>> Begin Data

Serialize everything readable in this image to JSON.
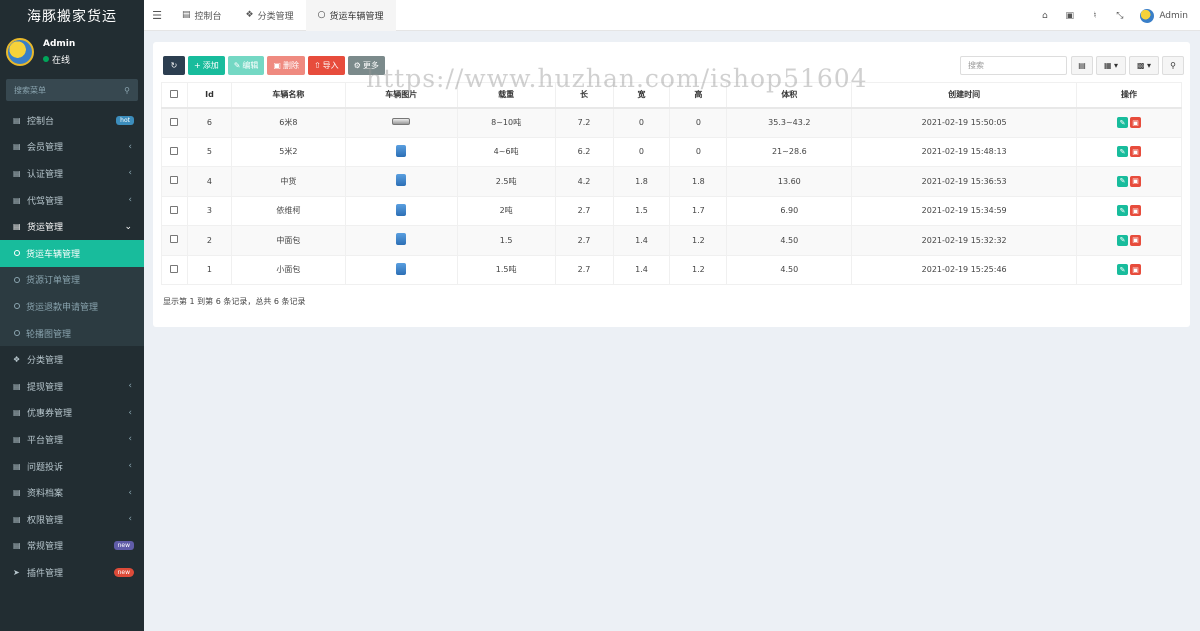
{
  "app": {
    "title": "海豚搬家货运"
  },
  "user": {
    "name": "Admin",
    "status": "在线"
  },
  "sidebar": {
    "search_placeholder": "搜索菜单",
    "items": [
      {
        "label": "控制台",
        "badge": "hot"
      },
      {
        "label": "会员管理"
      },
      {
        "label": "认证管理"
      },
      {
        "label": "代驾管理"
      },
      {
        "label": "货运管理"
      },
      {
        "label": "分类管理"
      },
      {
        "label": "提现管理"
      },
      {
        "label": "优惠券管理"
      },
      {
        "label": "平台管理"
      },
      {
        "label": "问题投诉"
      },
      {
        "label": "资料档案"
      },
      {
        "label": "权限管理"
      },
      {
        "label": "常规管理",
        "badge": "new"
      },
      {
        "label": "插件管理",
        "badge": "new"
      }
    ],
    "subitems": [
      {
        "label": "货运车辆管理"
      },
      {
        "label": "货源订单管理"
      },
      {
        "label": "货运退款申请管理"
      },
      {
        "label": "轮播图管理"
      }
    ]
  },
  "topbar": {
    "tabs": [
      {
        "label": "控制台"
      },
      {
        "label": "分类管理"
      },
      {
        "label": "货运车辆管理"
      }
    ],
    "user_label": "Admin"
  },
  "toolbar": {
    "add_label": "添加",
    "edit_label": "编辑",
    "delete_label": "删除",
    "import_label": "导入",
    "more_label": "更多",
    "search_placeholder": "搜索"
  },
  "table": {
    "columns": [
      "Id",
      "车辆名称",
      "车辆图片",
      "载重",
      "长",
      "宽",
      "高",
      "体积",
      "创建时间",
      "操作"
    ],
    "rows": [
      {
        "id": "6",
        "name": "6米8",
        "load": "8~10吨",
        "length": "7.2",
        "width": "0",
        "height": "0",
        "volume": "35.3~43.2",
        "created": "2021-02-19 15:50:05"
      },
      {
        "id": "5",
        "name": "5米2",
        "load": "4~6吨",
        "length": "6.2",
        "width": "0",
        "height": "0",
        "volume": "21~28.6",
        "created": "2021-02-19 15:48:13"
      },
      {
        "id": "4",
        "name": "中货",
        "load": "2.5吨",
        "length": "4.2",
        "width": "1.8",
        "height": "1.8",
        "volume": "13.60",
        "created": "2021-02-19 15:36:53"
      },
      {
        "id": "3",
        "name": "依维柯",
        "load": "2吨",
        "length": "2.7",
        "width": "1.5",
        "height": "1.7",
        "volume": "6.90",
        "created": "2021-02-19 15:34:59"
      },
      {
        "id": "2",
        "name": "中面包",
        "load": "1.5",
        "length": "2.7",
        "width": "1.4",
        "height": "1.2",
        "volume": "4.50",
        "created": "2021-02-19 15:32:32"
      },
      {
        "id": "1",
        "name": "小面包",
        "load": "1.5吨",
        "length": "2.7",
        "width": "1.4",
        "height": "1.2",
        "volume": "4.50",
        "created": "2021-02-19 15:25:46"
      }
    ]
  },
  "footer": {
    "info": "显示第 1 到第 6 条记录，总共 6 条记录"
  },
  "watermark": "https://www.huzhan.com/ishop51604"
}
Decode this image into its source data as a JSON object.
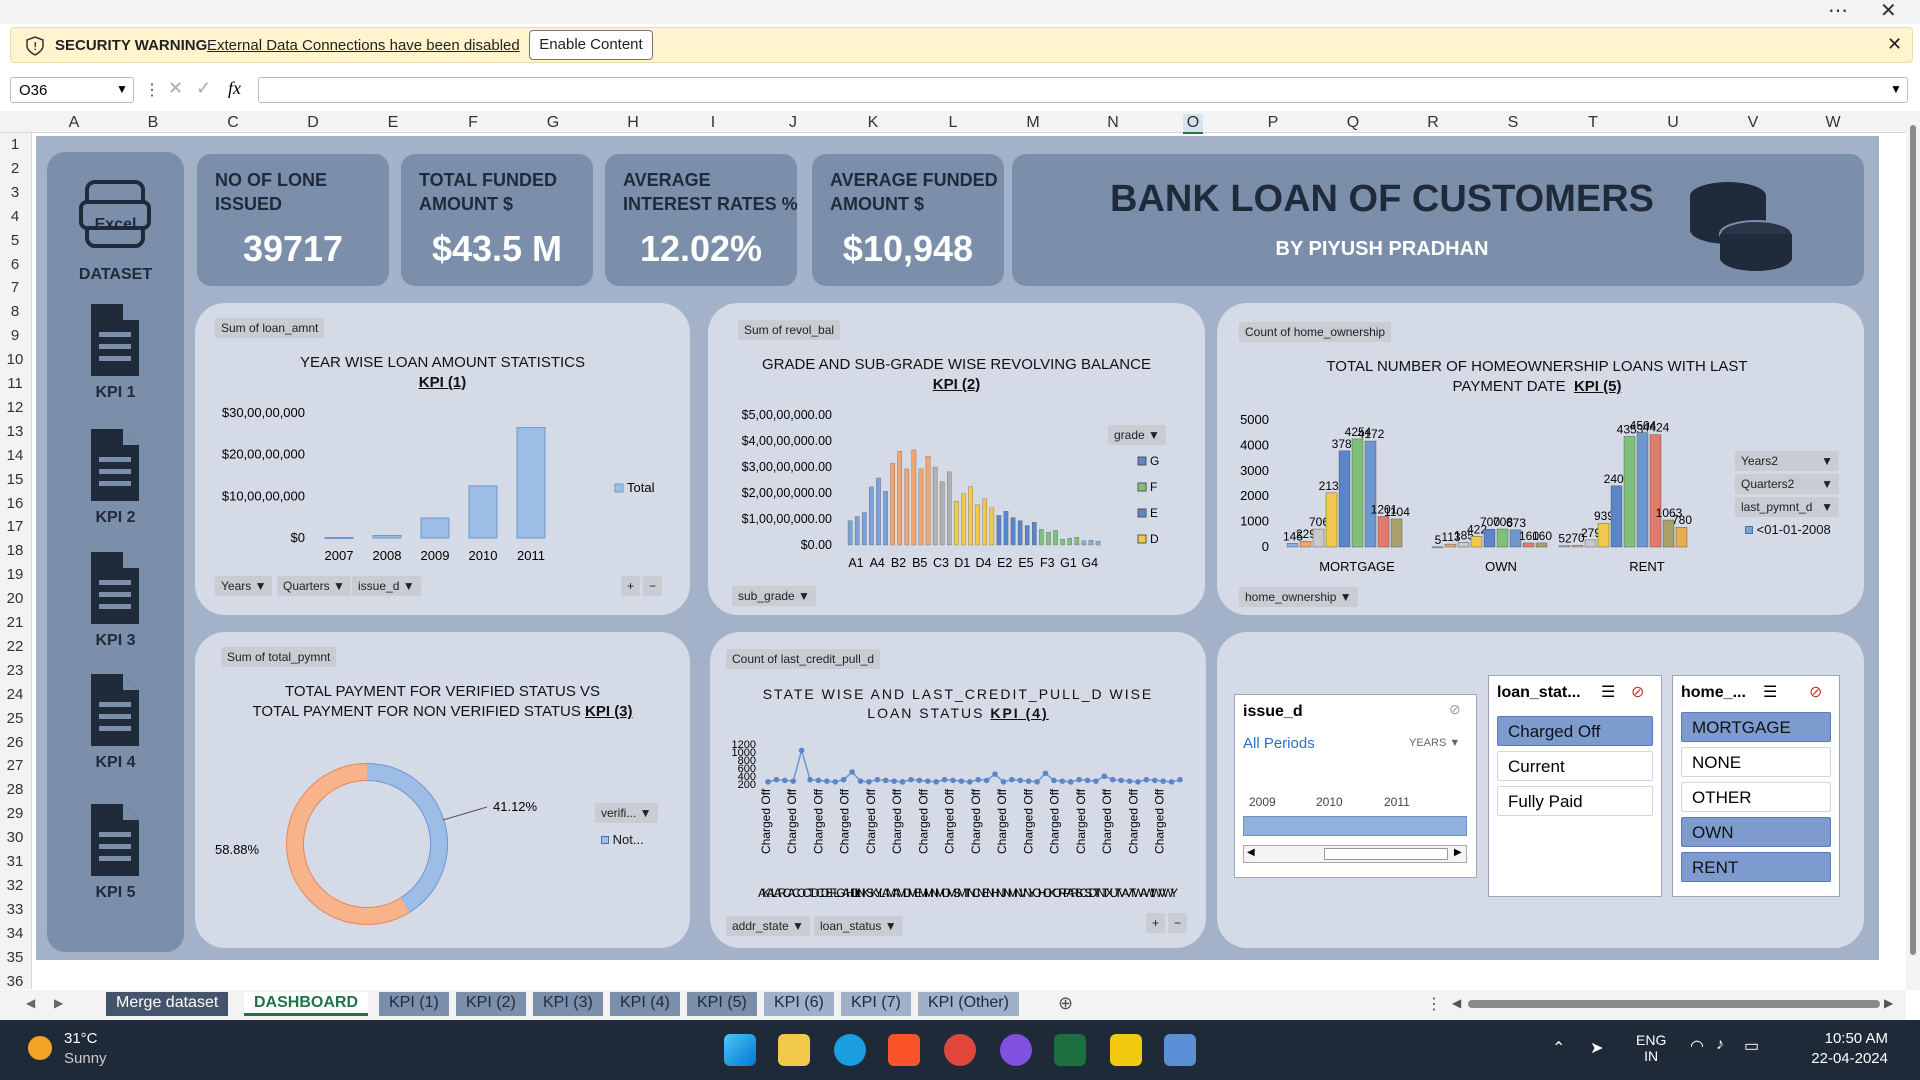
{
  "security": {
    "label": "SECURITY WARNING",
    "message": "External Data Connections have been disabled",
    "button": "Enable Content"
  },
  "formula": {
    "namebox": "O36",
    "fx": "fx"
  },
  "columns": [
    "A",
    "B",
    "C",
    "D",
    "E",
    "F",
    "G",
    "H",
    "I",
    "J",
    "K",
    "L",
    "M",
    "N",
    "O",
    "P",
    "Q",
    "R",
    "S",
    "T",
    "U",
    "V",
    "W"
  ],
  "rows": [
    "1",
    "2",
    "3",
    "4",
    "5",
    "6",
    "7",
    "8",
    "9",
    "10",
    "11",
    "12",
    "13",
    "14",
    "15",
    "16",
    "17",
    "18",
    "19",
    "20",
    "21",
    "22",
    "23",
    "24",
    "25",
    "26",
    "27",
    "28",
    "29",
    "30",
    "31",
    "32",
    "33",
    "34",
    "35",
    "36"
  ],
  "sidebar": {
    "excel_label": "Excel",
    "dataset": "DATASET",
    "kpis": [
      "KPI 1",
      "KPI 2",
      "KPI 3",
      "KPI 4",
      "KPI 5"
    ]
  },
  "cards": [
    {
      "label": "NO OF LONE ISSUED",
      "value": "39717"
    },
    {
      "label": "TOTAL FUNDED AMOUNT $",
      "value": "$43.5 M"
    },
    {
      "label": "AVERAGE INTEREST RATES %",
      "value": "12.02%"
    },
    {
      "label": "AVERAGE FUNDED AMOUNT $",
      "value": "$10,948"
    }
  ],
  "header": {
    "title": "BANK LOAN OF CUSTOMERS",
    "subtitle": "BY PIYUSH PRADHAN"
  },
  "p1": {
    "tag": "Sum of loan_amnt",
    "title": "YEAR WISE LOAN AMOUNT STATISTICS",
    "kpi": "KPI (1)",
    "legend": "Total",
    "yticks": [
      "$30,00,00,000",
      "$20,00,00,000",
      "$10,00,00,000",
      "$0"
    ],
    "dd1": "Years",
    "dd2": "Quarters",
    "dd3": "issue_d"
  },
  "p2": {
    "tag": "Sum of revol_bal",
    "title": "GRADE AND SUB-GRADE WISE REVOLVING BALANCE",
    "kpi": "KPI (2)",
    "yticks": [
      "$5,00,00,000.00",
      "$4,00,00,000.00",
      "$3,00,00,000.00",
      "$2,00,00,000.00",
      "$1,00,00,000.00",
      "$0.00"
    ],
    "xlabels": [
      "A1",
      "A4",
      "B2",
      "B5",
      "C3",
      "D1",
      "D4",
      "E2",
      "E5",
      "F3",
      "G1",
      "G4"
    ],
    "legend_title": "grade",
    "legend": [
      "G",
      "F",
      "E",
      "D"
    ],
    "dd": "sub_grade"
  },
  "p3": {
    "tag": "Count of home_ownership",
    "title": "TOTAL NUMBER OF HOMEOWNERSHIP LOANS WITH LAST PAYMENT DATE",
    "kpi": "KPI (5)",
    "yticks": [
      "5000",
      "4000",
      "3000",
      "2000",
      "1000",
      "0"
    ],
    "groups": [
      "MORTGAGE",
      "OWN",
      "RENT"
    ],
    "dd1": "Years2",
    "dd2": "Quarters2",
    "dd3": "last_pymnt_d",
    "legend": "<01-01-2008",
    "dd_bottom": "home_ownership"
  },
  "p4": {
    "tag": "Sum of total_pymnt",
    "title": "TOTAL PAYMENT FOR VERIFIED STATUS VS",
    "title2": "TOTAL PAYMENT FOR NON VERIFIED STATUS",
    "kpi": "KPI (3)",
    "pct1": "41.12%",
    "pct2": "58.88%",
    "dd": "verifi...",
    "legend": "Not..."
  },
  "p5": {
    "tag": "Count of last_credit_pull_d",
    "title": "STATE WISE AND LAST_CREDIT_PULL_D WISE",
    "title2": "LOAN STATUS",
    "kpi": "KPI (4)",
    "yticks": [
      "1200",
      "1000",
      "800",
      "600",
      "400",
      "200"
    ],
    "xtick": "Charged Off",
    "xlabels": "AKALARCACOCTDCDEFLGAHIIDILINKSKYLAMAMDMEMIMNMOMSMTNCNENHNJNMNVNYOHOKORPARISCSDTNTXUTVAVTWAWIWVWY",
    "dd1": "addr_state",
    "dd2": "loan_status"
  },
  "slicers": {
    "issue": {
      "title": "issue_d",
      "period": "All Periods",
      "unit": "YEARS",
      "years": [
        "2009",
        "2010",
        "2011"
      ]
    },
    "loan": {
      "title": "loan_stat...",
      "items": [
        "Charged Off",
        "Current",
        "Fully Paid"
      ]
    },
    "home": {
      "title": "home_...",
      "items": [
        "MORTGAGE",
        "NONE",
        "OTHER",
        "OWN",
        "RENT"
      ]
    }
  },
  "tabs": [
    "Merge dataset",
    "DASHBOARD",
    "KPI (1)",
    "KPI (2)",
    "KPI (3)",
    "KPI (4)",
    "KPI (5)",
    "KPI (6)",
    "KPI (7)",
    "KPI (Other)"
  ],
  "taskbar": {
    "temp": "31°C",
    "weather": "Sunny",
    "lang1": "ENG",
    "lang2": "IN",
    "time": "10:50 AM",
    "date": "22-04-2024"
  },
  "chart_data": [
    {
      "type": "bar",
      "title": "YEAR WISE LOAN AMOUNT STATISTICS",
      "categories": [
        "2007",
        "2008",
        "2009",
        "2010",
        "2011"
      ],
      "series": [
        {
          "name": "Total",
          "values": [
            1200000,
            6000000,
            48000000,
            125000000,
            265000000
          ]
        }
      ],
      "ylim": [
        0,
        300000000
      ]
    },
    {
      "type": "bar",
      "title": "GRADE AND SUB-GRADE WISE REVOLVING BALANCE",
      "ylim": [
        0,
        500000000
      ]
    },
    {
      "type": "bar",
      "title": "TOTAL NUMBER OF HOMEOWNERSHIP LOANS WITH LAST PAYMENT DATE",
      "categories": [
        "MORTGAGE",
        "OWN",
        "RENT"
      ],
      "series": [
        {
          "name": "MORTGAGE",
          "values": [
            145,
            229,
            706,
            2131,
            3786,
            4254,
            4172,
            1201,
            1104
          ]
        },
        {
          "name": "OWN",
          "values": [
            5,
            113,
            185,
            422,
            700,
            708,
            673,
            160,
            160
          ]
        },
        {
          "name": "RENT",
          "values": [
            52,
            70,
            279,
            939,
            2408,
            4353,
            4504,
            4424,
            1063,
            780
          ]
        }
      ],
      "ylim": [
        0,
        5000
      ]
    },
    {
      "type": "pie",
      "title": "TOTAL PAYMENT FOR VERIFIED STATUS VS TOTAL PAYMENT FOR NON VERIFIED STATUS",
      "values": [
        41.12,
        58.88
      ],
      "labels": [
        "41.12%",
        "58.88%"
      ]
    },
    {
      "type": "line",
      "title": "STATE WISE AND LAST_CREDIT_PULL_D WISE LOAN STATUS",
      "ylim": [
        0,
        1200
      ]
    }
  ]
}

>> End Data

### Written request
Check each line above for the string "VERIFIED", then copy the ones that have it.

### Result below
    "title": "TOTAL PAYMENT FOR VERIFIED STATUS VS",
    "title2": "TOTAL PAYMENT FOR NON VERIFIED STATUS",
      "title": "TOTAL PAYMENT FOR VERIFIED STATUS VS TOTAL PAYMENT FOR NON VERIFIED STATUS",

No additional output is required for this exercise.